◆ Material for the task:
____

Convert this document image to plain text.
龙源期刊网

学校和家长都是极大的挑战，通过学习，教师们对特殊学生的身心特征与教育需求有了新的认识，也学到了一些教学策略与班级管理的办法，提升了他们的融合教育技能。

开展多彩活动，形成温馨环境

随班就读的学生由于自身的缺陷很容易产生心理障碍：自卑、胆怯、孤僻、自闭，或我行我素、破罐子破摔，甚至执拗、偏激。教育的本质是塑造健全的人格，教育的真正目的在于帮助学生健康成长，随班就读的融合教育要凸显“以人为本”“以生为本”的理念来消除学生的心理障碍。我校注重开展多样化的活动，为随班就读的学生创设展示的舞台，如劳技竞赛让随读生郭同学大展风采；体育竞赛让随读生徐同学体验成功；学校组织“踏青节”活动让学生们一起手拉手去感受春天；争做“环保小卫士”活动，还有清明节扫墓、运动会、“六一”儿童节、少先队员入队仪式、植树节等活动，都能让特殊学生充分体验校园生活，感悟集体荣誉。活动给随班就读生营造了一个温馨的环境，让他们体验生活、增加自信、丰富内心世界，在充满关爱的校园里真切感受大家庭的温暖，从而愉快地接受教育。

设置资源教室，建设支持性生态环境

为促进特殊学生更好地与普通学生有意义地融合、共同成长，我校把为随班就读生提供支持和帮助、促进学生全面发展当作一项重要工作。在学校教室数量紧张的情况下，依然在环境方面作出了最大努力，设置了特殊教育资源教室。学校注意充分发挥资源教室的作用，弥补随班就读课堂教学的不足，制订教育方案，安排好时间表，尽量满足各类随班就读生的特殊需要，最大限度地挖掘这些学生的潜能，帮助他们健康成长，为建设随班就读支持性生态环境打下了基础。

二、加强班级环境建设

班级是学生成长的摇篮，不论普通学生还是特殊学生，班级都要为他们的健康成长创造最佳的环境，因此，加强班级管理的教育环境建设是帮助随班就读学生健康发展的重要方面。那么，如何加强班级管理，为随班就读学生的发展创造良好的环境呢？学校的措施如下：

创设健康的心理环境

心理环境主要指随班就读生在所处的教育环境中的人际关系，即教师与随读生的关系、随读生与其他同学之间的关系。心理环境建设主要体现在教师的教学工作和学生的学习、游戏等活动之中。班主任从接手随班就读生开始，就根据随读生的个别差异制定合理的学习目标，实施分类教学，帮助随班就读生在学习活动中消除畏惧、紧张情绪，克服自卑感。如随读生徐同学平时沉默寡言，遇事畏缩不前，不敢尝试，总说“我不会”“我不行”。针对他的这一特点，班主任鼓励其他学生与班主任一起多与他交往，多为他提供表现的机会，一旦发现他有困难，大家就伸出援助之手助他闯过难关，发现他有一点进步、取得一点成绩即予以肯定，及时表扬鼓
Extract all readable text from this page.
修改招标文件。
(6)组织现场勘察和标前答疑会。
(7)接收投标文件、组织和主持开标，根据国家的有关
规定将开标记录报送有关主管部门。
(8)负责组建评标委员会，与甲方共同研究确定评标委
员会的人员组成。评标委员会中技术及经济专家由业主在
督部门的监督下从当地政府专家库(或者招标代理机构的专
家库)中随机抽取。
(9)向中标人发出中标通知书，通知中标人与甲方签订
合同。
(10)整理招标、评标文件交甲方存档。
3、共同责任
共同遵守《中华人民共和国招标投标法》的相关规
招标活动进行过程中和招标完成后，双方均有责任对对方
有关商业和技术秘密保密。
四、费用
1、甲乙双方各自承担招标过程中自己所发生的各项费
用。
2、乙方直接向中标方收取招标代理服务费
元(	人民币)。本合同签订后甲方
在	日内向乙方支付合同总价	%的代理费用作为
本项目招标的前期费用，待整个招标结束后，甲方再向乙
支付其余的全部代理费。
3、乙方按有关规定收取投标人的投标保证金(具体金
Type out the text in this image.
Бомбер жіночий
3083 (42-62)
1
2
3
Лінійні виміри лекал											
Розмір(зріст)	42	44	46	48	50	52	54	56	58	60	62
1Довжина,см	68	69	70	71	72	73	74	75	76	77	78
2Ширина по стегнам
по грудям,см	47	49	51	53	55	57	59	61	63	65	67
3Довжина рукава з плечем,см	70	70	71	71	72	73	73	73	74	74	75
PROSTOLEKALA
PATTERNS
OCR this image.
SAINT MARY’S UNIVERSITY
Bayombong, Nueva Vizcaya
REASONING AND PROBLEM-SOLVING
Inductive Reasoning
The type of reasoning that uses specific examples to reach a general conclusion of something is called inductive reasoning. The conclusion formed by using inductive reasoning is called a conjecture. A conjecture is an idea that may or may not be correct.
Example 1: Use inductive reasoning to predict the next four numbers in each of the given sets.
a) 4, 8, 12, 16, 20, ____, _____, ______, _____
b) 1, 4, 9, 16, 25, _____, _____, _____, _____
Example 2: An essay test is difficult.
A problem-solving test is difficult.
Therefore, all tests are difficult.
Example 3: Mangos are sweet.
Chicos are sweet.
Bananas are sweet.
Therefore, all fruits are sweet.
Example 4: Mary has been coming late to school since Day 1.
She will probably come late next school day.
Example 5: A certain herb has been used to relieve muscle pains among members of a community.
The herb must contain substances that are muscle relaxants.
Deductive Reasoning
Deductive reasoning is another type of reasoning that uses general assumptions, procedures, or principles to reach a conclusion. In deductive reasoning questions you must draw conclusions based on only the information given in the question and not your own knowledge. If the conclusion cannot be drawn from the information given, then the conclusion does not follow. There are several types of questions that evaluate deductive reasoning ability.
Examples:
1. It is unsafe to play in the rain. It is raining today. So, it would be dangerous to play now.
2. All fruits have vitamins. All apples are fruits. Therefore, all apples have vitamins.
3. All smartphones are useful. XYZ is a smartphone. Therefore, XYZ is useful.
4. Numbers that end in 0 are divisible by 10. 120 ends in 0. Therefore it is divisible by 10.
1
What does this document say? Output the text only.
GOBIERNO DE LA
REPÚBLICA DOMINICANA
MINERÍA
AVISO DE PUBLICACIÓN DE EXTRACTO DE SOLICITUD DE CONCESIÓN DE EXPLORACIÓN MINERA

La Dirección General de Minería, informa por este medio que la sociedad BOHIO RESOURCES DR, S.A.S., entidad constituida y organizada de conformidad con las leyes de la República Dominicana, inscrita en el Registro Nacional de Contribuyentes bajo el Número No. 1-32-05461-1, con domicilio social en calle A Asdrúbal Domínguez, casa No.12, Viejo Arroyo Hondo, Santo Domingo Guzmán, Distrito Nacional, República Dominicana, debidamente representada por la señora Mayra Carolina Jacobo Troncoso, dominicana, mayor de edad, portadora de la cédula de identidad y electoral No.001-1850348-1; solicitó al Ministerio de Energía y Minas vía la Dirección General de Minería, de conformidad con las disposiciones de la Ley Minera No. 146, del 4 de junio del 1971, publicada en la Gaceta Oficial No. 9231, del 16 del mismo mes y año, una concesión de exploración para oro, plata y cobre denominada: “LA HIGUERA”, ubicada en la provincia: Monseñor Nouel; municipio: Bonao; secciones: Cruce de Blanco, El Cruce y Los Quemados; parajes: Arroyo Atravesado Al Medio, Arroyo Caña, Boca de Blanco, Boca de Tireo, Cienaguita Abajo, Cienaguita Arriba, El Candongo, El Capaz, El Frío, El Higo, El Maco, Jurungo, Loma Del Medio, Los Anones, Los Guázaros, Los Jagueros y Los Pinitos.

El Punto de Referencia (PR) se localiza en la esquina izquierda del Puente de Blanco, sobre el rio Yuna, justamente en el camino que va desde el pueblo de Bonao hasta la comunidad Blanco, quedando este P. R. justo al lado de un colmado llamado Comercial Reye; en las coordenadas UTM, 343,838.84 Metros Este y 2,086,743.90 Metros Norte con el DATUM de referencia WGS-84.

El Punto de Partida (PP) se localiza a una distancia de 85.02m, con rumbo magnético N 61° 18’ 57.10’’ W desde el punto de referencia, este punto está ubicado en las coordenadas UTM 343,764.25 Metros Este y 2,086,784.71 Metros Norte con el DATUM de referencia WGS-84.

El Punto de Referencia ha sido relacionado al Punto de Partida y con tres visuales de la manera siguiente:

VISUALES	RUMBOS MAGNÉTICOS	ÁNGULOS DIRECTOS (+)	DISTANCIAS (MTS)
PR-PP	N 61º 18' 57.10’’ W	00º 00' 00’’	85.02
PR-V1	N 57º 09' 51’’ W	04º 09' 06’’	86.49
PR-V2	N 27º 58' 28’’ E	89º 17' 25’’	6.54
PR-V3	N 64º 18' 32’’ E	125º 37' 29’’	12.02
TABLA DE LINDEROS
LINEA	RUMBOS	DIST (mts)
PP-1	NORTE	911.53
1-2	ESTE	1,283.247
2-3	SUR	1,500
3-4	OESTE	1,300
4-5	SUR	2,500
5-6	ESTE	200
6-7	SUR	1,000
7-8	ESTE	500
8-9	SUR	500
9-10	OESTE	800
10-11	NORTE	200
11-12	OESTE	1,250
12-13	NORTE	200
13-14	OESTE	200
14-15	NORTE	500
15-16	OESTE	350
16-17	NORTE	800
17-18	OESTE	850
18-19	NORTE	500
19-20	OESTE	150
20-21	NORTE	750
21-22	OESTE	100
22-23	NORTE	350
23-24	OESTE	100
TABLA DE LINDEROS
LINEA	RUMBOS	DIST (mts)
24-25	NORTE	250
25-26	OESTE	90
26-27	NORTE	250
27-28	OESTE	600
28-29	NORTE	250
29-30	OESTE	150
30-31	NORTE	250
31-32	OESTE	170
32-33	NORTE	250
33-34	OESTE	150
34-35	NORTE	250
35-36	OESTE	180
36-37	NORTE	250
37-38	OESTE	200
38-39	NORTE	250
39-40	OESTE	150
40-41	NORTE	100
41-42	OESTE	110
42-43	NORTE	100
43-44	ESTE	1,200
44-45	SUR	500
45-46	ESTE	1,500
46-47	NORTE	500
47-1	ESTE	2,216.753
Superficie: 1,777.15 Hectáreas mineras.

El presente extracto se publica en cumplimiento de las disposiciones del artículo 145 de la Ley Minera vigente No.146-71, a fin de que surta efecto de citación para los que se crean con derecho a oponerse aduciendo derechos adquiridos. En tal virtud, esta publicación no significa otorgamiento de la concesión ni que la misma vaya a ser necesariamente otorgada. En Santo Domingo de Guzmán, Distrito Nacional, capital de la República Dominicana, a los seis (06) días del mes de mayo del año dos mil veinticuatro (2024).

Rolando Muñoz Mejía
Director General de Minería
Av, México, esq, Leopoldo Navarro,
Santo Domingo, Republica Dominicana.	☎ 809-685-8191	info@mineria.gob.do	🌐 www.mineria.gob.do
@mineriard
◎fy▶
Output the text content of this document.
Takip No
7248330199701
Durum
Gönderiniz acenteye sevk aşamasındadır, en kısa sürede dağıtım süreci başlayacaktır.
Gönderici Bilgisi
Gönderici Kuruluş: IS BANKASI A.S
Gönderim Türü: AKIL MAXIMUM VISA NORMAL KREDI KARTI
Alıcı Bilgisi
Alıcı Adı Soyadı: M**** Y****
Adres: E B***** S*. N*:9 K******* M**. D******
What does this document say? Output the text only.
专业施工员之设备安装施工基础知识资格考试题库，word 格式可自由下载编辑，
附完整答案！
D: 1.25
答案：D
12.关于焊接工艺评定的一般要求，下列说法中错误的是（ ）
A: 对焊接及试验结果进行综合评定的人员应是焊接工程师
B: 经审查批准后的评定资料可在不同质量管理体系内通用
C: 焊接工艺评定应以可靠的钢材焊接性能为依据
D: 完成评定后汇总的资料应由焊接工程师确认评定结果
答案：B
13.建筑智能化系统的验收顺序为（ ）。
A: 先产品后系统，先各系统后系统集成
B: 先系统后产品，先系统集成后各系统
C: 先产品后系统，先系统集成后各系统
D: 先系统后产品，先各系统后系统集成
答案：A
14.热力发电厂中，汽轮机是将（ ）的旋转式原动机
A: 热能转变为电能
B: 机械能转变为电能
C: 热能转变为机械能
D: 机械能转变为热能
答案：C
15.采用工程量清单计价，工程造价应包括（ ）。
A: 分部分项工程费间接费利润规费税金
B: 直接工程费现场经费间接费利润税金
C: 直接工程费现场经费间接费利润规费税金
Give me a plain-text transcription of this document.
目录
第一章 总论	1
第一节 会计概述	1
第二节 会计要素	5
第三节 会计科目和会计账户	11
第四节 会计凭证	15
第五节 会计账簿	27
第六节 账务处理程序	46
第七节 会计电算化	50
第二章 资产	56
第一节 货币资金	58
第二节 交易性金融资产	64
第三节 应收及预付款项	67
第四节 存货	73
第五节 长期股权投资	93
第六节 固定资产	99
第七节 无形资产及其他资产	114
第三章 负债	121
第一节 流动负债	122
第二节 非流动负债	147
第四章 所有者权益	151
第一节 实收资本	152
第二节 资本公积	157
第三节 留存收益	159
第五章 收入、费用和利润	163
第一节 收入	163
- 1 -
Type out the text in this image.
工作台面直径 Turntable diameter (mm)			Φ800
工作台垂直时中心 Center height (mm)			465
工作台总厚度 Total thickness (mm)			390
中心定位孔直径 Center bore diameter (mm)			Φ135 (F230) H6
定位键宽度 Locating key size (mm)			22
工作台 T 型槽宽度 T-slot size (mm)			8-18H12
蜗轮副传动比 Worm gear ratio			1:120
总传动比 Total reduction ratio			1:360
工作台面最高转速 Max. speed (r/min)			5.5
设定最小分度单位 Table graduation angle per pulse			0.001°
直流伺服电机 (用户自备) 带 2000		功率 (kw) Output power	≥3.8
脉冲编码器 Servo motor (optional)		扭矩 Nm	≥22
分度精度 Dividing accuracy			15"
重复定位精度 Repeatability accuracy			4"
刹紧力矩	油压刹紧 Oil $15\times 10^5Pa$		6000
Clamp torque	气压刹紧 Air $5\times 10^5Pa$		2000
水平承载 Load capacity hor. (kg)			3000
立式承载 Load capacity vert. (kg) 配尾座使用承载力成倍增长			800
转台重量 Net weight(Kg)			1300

____

◆ What is asked:
Isolate each line of the listing above that includes "Partida". Copy it.

◆ Expected output:
El Punto de Partida (PP) se localiza a una distancia de 85.02m, con rumbo magnético N 61° 18’ 57.10’’ W desde el punto de referencia, este punto está ubicado en las coordenadas UTM 343,764.25 Metros Este y 2,086,784.71 Metros Norte con el DATUM de referencia WGS-84.
El Punto de Referencia ha sido relacionado al Punto de Partida y con tres visuales de la manera siguiente:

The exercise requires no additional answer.